──────── Exercise material
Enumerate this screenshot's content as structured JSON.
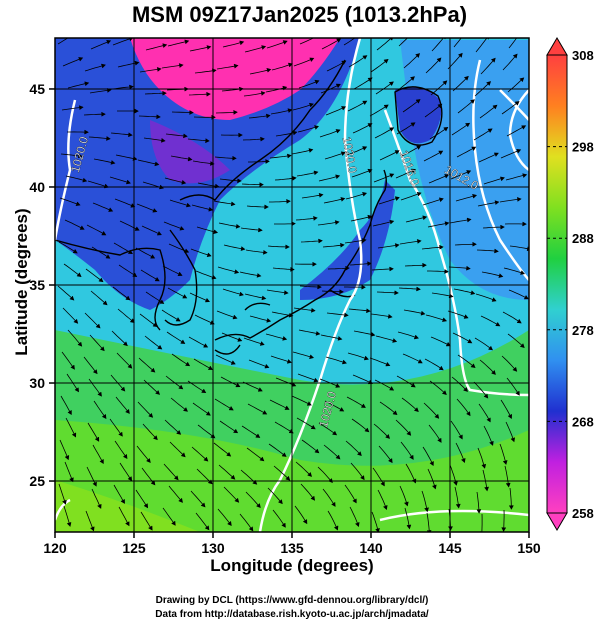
{
  "title": "MSM 09Z17Jan2025 (1013.2hPa)",
  "xlabel": "Longitude (degrees)",
  "ylabel": "Latitude  (degrees)",
  "credits": {
    "line1": "Drawing by DCL (https://www.gfd-dennou.org/library/dcl/)",
    "line2": "Data from http://database.rish.kyoto-u.ac.jp/arch/jmadata/"
  },
  "chart_data": {
    "type": "heatmap",
    "xlim": [
      120,
      150
    ],
    "ylim": [
      22.4,
      47.6
    ],
    "x_ticks": [
      {
        "value": 120,
        "label": "120"
      },
      {
        "value": 125,
        "label": "125"
      },
      {
        "value": 130,
        "label": "130"
      },
      {
        "value": 135,
        "label": "135"
      },
      {
        "value": 140,
        "label": "140"
      },
      {
        "value": 145,
        "label": "145"
      },
      {
        "value": 150,
        "label": "150"
      }
    ],
    "y_ticks": [
      {
        "value": 25,
        "label": "25"
      },
      {
        "value": 30,
        "label": "30"
      },
      {
        "value": 35,
        "label": "35"
      },
      {
        "value": 40,
        "label": "40"
      },
      {
        "value": 45,
        "label": "45"
      }
    ],
    "grid": true,
    "colorbar": {
      "range": [
        258,
        308
      ],
      "ticks": [
        {
          "value": 258,
          "label": "258"
        },
        {
          "value": 268,
          "label": "268"
        },
        {
          "value": 278,
          "label": "278"
        },
        {
          "value": 288,
          "label": "288"
        },
        {
          "value": 298,
          "label": "298"
        },
        {
          "value": 308,
          "label": "308"
        }
      ],
      "stops": [
        "#ff40c0",
        "#c020e0",
        "#2030d0",
        "#3090f0",
        "#30d0d0",
        "#20d040",
        "#80e020",
        "#e0e020",
        "#ff8020",
        "#ff4040"
      ]
    },
    "isobar_labels": [
      {
        "label": "1020.0",
        "lon": 121.8,
        "lat": 41.6,
        "angle": -75
      },
      {
        "label": "1020.0",
        "lon": 138.4,
        "lat": 41.6,
        "angle": 80
      },
      {
        "label": "1016.0",
        "lon": 142.2,
        "lat": 40.9,
        "angle": 70
      },
      {
        "label": "1012.0",
        "lon": 145.6,
        "lat": 40.3,
        "angle": 30
      },
      {
        "label": "1020.0",
        "lon": 137.5,
        "lat": 28.6,
        "angle": -75
      }
    ]
  }
}
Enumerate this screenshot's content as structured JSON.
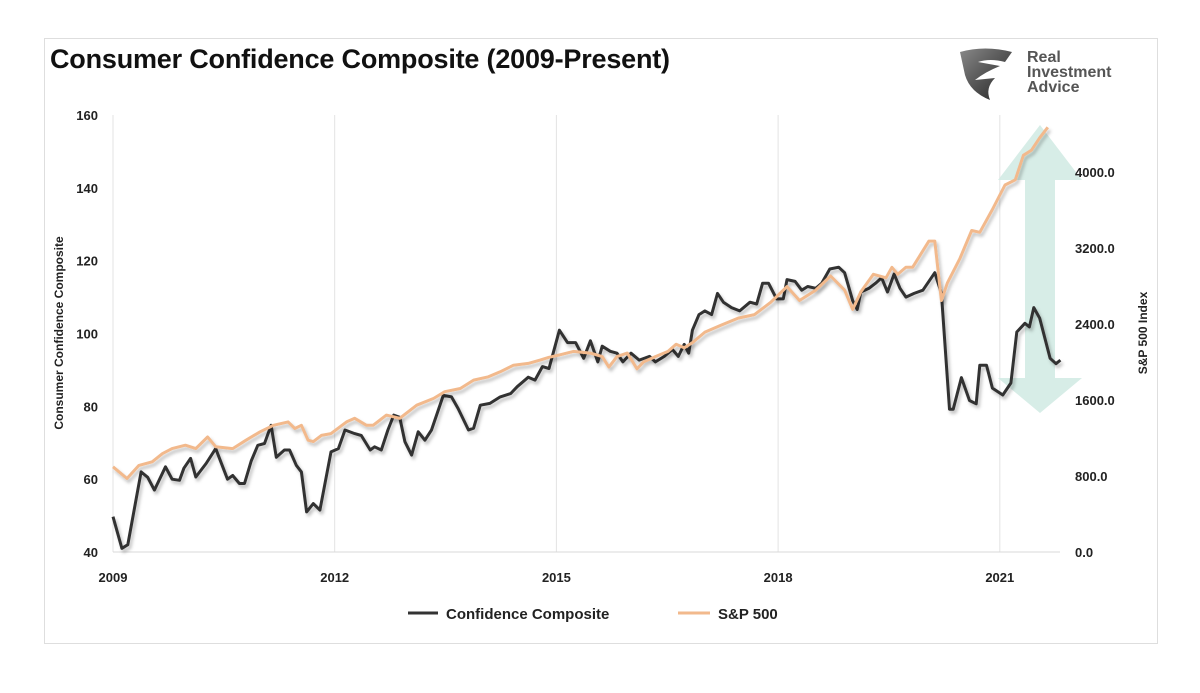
────────────────
▶ [Problem] Reproduce the records verbatim, omitting all images they contain.

▶ [Result]
Enumerate this screenshot's content as structured JSON.
{
  "title": "MSM 09Z17Jan2025 (1013.2hPa)",
  "xlabel": "Longitude (degrees)",
  "ylabel": "Latitude  (degrees)",
  "credits": {
    "line1": "Drawing by DCL (https://www.gfd-dennou.org/library/dcl/)",
    "line2": "Data from http://database.rish.kyoto-u.ac.jp/arch/jmadata/"
  },
  "chart_data": {
    "type": "heatmap",
    "xlim": [
      120,
      150
    ],
    "ylim": [
      22.4,
      47.6
    ],
    "x_ticks": [
      {
        "value": 120,
        "label": "120"
      },
      {
        "value": 125,
        "label": "125"
      },
      {
        "value": 130,
        "label": "130"
      },
      {
        "value": 135,
        "label": "135"
      },
      {
        "value": 140,
        "label": "140"
      },
      {
        "value": 145,
        "label": "145"
      },
      {
        "value": 150,
        "label": "150"
      }
    ],
    "y_ticks": [
      {
        "value": 25,
        "label": "25"
      },
      {
        "value": 30,
        "label": "30"
      },
      {
        "value": 35,
        "label": "35"
      },
      {
        "value": 40,
        "label": "40"
      },
      {
        "value": 45,
        "label": "45"
      }
    ],
    "grid": true,
    "colorbar": {
      "range": [
        258,
        308
      ],
      "ticks": [
        {
          "value": 258,
          "label": "258"
        },
        {
          "value": 268,
          "label": "268"
        },
        {
          "value": 278,
          "label": "278"
        },
        {
          "value": 288,
          "label": "288"
        },
        {
          "value": 298,
          "label": "298"
        },
        {
          "value": 308,
          "label": "308"
        }
      ],
      "stops": [
        "#ff40c0",
        "#c020e0",
        "#2030d0",
        "#3090f0",
        "#30d0d0",
        "#20d040",
        "#80e020",
        "#e0e020",
        "#ff8020",
        "#ff4040"
      ]
    },
    "isobar_labels": [
      {
        "label": "1020.0",
        "lon": 121.8,
        "lat": 41.6,
        "angle": -75
      },
      {
        "label": "1020.0",
        "lon": 138.4,
        "lat": 41.6,
        "angle": 80
      },
      {
        "label": "1016.0",
        "lon": 142.2,
        "lat": 40.9,
        "angle": 70
      },
      {
        "label": "1012.0",
        "lon": 145.6,
        "lat": 40.3,
        "angle": 30
      },
      {
        "label": "1020.0",
        "lon": 137.5,
        "lat": 28.6,
        "angle": -75
      }
    ]
  }
}
Enumerate this screenshot's content as structured JSON.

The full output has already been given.